EXERCISE DIRECTIONS:
Each record is to be printed again precisely as it reads.

Records from a data collection
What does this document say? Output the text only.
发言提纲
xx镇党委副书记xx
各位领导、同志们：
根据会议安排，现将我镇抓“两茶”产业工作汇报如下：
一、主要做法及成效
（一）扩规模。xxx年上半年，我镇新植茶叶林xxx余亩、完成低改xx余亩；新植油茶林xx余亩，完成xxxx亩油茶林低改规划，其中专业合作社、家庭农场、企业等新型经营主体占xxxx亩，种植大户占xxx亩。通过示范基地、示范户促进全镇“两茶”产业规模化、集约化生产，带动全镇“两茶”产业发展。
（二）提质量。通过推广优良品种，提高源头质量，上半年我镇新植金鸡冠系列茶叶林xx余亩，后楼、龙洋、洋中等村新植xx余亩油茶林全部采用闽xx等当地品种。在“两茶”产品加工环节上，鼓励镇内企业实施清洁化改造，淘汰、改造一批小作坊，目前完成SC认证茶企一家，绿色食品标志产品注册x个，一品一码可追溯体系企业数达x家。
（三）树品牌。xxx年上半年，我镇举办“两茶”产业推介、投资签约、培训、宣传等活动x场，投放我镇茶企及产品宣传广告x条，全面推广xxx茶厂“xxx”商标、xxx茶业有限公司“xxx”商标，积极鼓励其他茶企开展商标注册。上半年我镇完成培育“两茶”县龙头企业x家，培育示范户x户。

FULL ANSWER:
What does this document say? Output the text only.
发言提纲
xx镇党委副书记xx
各位领导、同志们：
根据会议安排，现将我镇抓“两茶”产业工作汇报如下：
一、主要做法及成效
（一）扩规模。xxx年上半年，我镇新植茶叶林xxx余亩、完成低改xx余亩；新植油茶林xx余亩，完成xxxx亩油茶林低改规划，其中专业合作社、家庭农场、企业等新型经营主体占xxxx亩，种植大户占xxx亩。通过示范基地、示范户促进全镇“两茶”产业规模化、集约化生产，带动全镇“两茶”产业发展。
（二）提质量。通过推广优良品种，提高源头质量，上半年我镇新植金鸡冠系列茶叶林xx余亩，后楼、龙洋、洋中等村新植xx余亩油茶林全部采用闽xx等当地品种。在“两茶”产品加工环节上，鼓励镇内企业实施清洁化改造，淘汰、改造一批小作坊，目前完成SC认证茶企一家，绿色食品标志产品注册x个，一品一码可追溯体系企业数达x家。
（三）树品牌。xxx年上半年，我镇举办“两茶”产业推介、投资签约、培训、宣传等活动x场，投放我镇茶企及产品宣传广告x条，全面推广xxx茶厂“xxx”商标、xxx茶业有限公司“xxx”商标，积极鼓励其他茶企开展商标注册。上半年我镇完成培育“两茶”县龙头企业x家，培育示范户x户。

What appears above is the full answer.